> Request:
Review the material line by line. Identify and copy every line that contains the string "JSON".

> Records supplied:
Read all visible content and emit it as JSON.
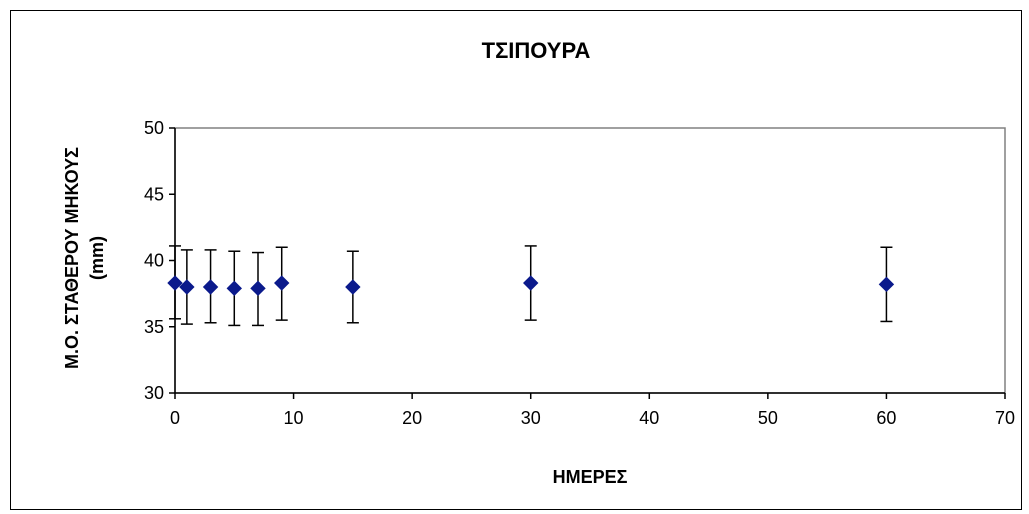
{
  "chart_data": {
    "type": "scatter",
    "title": "ΤΣΙΠΟΥΡΑ",
    "xlabel": "ΗΜΕΡΕΣ",
    "ylabel_line1": "Μ.Ο. ΣΤΑΘΕΡΟΥ ΜΗΚΟΥΣ",
    "ylabel_line2": "(mm)",
    "xlim": [
      0,
      70
    ],
    "ylim": [
      30,
      50
    ],
    "xticks": [
      0,
      10,
      20,
      30,
      40,
      50,
      60,
      70
    ],
    "yticks": [
      30,
      35,
      40,
      45,
      50
    ],
    "grid": false,
    "legend": "none",
    "marker": "diamond",
    "marker_color": "#0b1a8c",
    "errorbar_color": "#000000",
    "plot_border_color": "#808080",
    "points": [
      {
        "x": 0,
        "y": 38.3,
        "ylow": 35.6,
        "yhigh": 41.1
      },
      {
        "x": 1,
        "y": 38.0,
        "ylow": 35.2,
        "yhigh": 40.8
      },
      {
        "x": 3,
        "y": 38.0,
        "ylow": 35.3,
        "yhigh": 40.8
      },
      {
        "x": 5,
        "y": 37.9,
        "ylow": 35.1,
        "yhigh": 40.7
      },
      {
        "x": 7,
        "y": 37.9,
        "ylow": 35.1,
        "yhigh": 40.6
      },
      {
        "x": 9,
        "y": 38.3,
        "ylow": 35.5,
        "yhigh": 41.0
      },
      {
        "x": 15,
        "y": 38.0,
        "ylow": 35.3,
        "yhigh": 40.7
      },
      {
        "x": 30,
        "y": 38.3,
        "ylow": 35.5,
        "yhigh": 41.1
      },
      {
        "x": 60,
        "y": 38.2,
        "ylow": 35.4,
        "yhigh": 41.0
      }
    ]
  }
}
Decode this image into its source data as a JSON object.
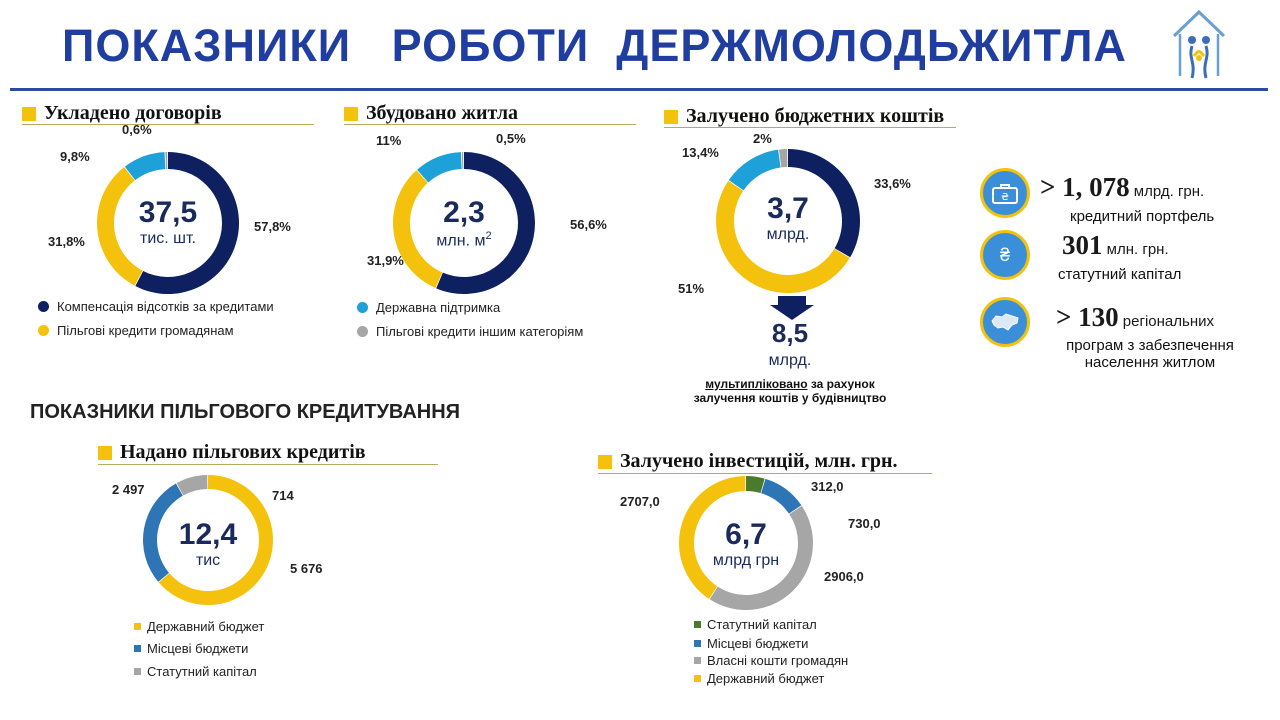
{
  "header": {
    "title": "ПОКАЗНИКИ   РОБОТИ  ДЕРЖМОЛОДЬЖИТЛА"
  },
  "colors": {
    "navy": "#0f2060",
    "yellow": "#f4c20d",
    "light_blue": "#1ea0d8",
    "gray": "#a6a6a6",
    "mid_blue": "#2e75b6",
    "green": "#4a7a2a",
    "title_blue": "#1f3ea0"
  },
  "logo": {
    "icon": "house-family-icon"
  },
  "sections": {
    "contracts": {
      "title": "Укладено договорів"
    },
    "housing": {
      "title": "Збудовано житла"
    },
    "budget": {
      "title": "Залучено бюджетних коштів"
    },
    "loans": {
      "title": "Надано пільгових кредитів"
    },
    "investments": {
      "title": "Залучено інвестицій, млн. грн."
    }
  },
  "subtitle": "ПОКАЗНИКИ ПІЛЬГОВОГО КРЕДИТУВАННЯ",
  "legend_top": {
    "compensation": "Компенсація відсотків  за кредитами",
    "citizens": "Пільгові кредити громадянам",
    "state_support": "Державна підтримка",
    "other_categories": "Пільгові кредити іншим категоріям"
  },
  "multiplier": {
    "value": "8,5",
    "unit": "млрд.",
    "text_underlined": "мультипліковано",
    "text_rest": " за рахунок",
    "text_line2": "залучення коштів у будівництво"
  },
  "stats": [
    {
      "icon": "briefcase-icon",
      "value": "> 1, 078",
      "unit": " млрд. грн.",
      "caption": "кредитний портфель"
    },
    {
      "icon": "hryvnia-icon",
      "value": "301",
      "unit": " млн. грн.",
      "caption": "статутний капітал"
    },
    {
      "icon": "ukraine-map-icon",
      "value": "> 130",
      "unit": " регіональних",
      "caption": "програм з забезпечення",
      "caption2": "населення житлом"
    }
  ],
  "chart_data": [
    {
      "type": "pie",
      "title": "Укладено договорів",
      "center_value": "37,5",
      "center_unit": "тис. шт.",
      "labels": [
        "Компенсація відсотків  за кредитами",
        "Пільгові кредити громадянам",
        "Державна підтримка",
        "Пільгові кредити іншим категоріям"
      ],
      "values": [
        57.8,
        31.8,
        9.8,
        0.6
      ],
      "value_labels": [
        "57,8%",
        "31,8%",
        "9,8%",
        "0,6%"
      ],
      "colors": [
        "#0f2060",
        "#f4c20d",
        "#1ea0d8",
        "#a6a6a6"
      ]
    },
    {
      "type": "pie",
      "title": "Збудовано житла",
      "center_value": "2,3",
      "center_unit": "млн.  м",
      "center_sup": "2",
      "labels": [
        "Компенсація відсотків  за кредитами",
        "Пільгові кредити громадянам",
        "Державна підтримка",
        "Пільгові кредити іншим категоріям"
      ],
      "values": [
        56.6,
        31.9,
        11,
        0.5
      ],
      "value_labels": [
        "56,6%",
        "31,9%",
        "11%",
        "0,5%"
      ],
      "colors": [
        "#0f2060",
        "#f4c20d",
        "#1ea0d8",
        "#a6a6a6"
      ]
    },
    {
      "type": "pie",
      "title": "Залучено бюджетних коштів",
      "center_value": "3,7",
      "center_unit": "млрд.",
      "labels": [
        "Компенсація відсотків  за кредитами",
        "Пільгові кредити громадянам",
        "Державна підтримка",
        "Пільгові кредити іншим категоріям"
      ],
      "values": [
        33.6,
        51,
        13.4,
        2
      ],
      "value_labels": [
        "33,6%",
        "51%",
        "13,4%",
        "2%"
      ],
      "colors": [
        "#0f2060",
        "#f4c20d",
        "#1ea0d8",
        "#a6a6a6"
      ]
    },
    {
      "type": "pie",
      "title": "Надано пільгових кредитів",
      "center_value": "12,4",
      "center_unit": "тис",
      "labels": [
        "Державний бюджет",
        "Місцеві бюджети",
        "Статутний капітал"
      ],
      "values": [
        5676,
        2497,
        714
      ],
      "value_labels": [
        "5 676",
        "2 497",
        "714"
      ],
      "colors": [
        "#f4c20d",
        "#2e75b6",
        "#a6a6a6"
      ]
    },
    {
      "type": "pie",
      "title": "Залучено інвестицій, млн. грн.",
      "center_value": "6,7",
      "center_unit": "млрд грн",
      "labels": [
        "Статутний капітал",
        "Місцеві бюджети",
        "Власні кошти громадян",
        "Державний бюджет"
      ],
      "values": [
        312.0,
        730.0,
        2906.0,
        2707.0
      ],
      "value_labels": [
        "312,0",
        "730,0",
        "2906,0",
        "2707,0"
      ],
      "colors": [
        "#4a7a2a",
        "#2e75b6",
        "#a6a6a6",
        "#f4c20d"
      ]
    }
  ]
}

> Complete output:
Read all visible content and emit it as JSON.
Decode this image into its source data as a JSON object.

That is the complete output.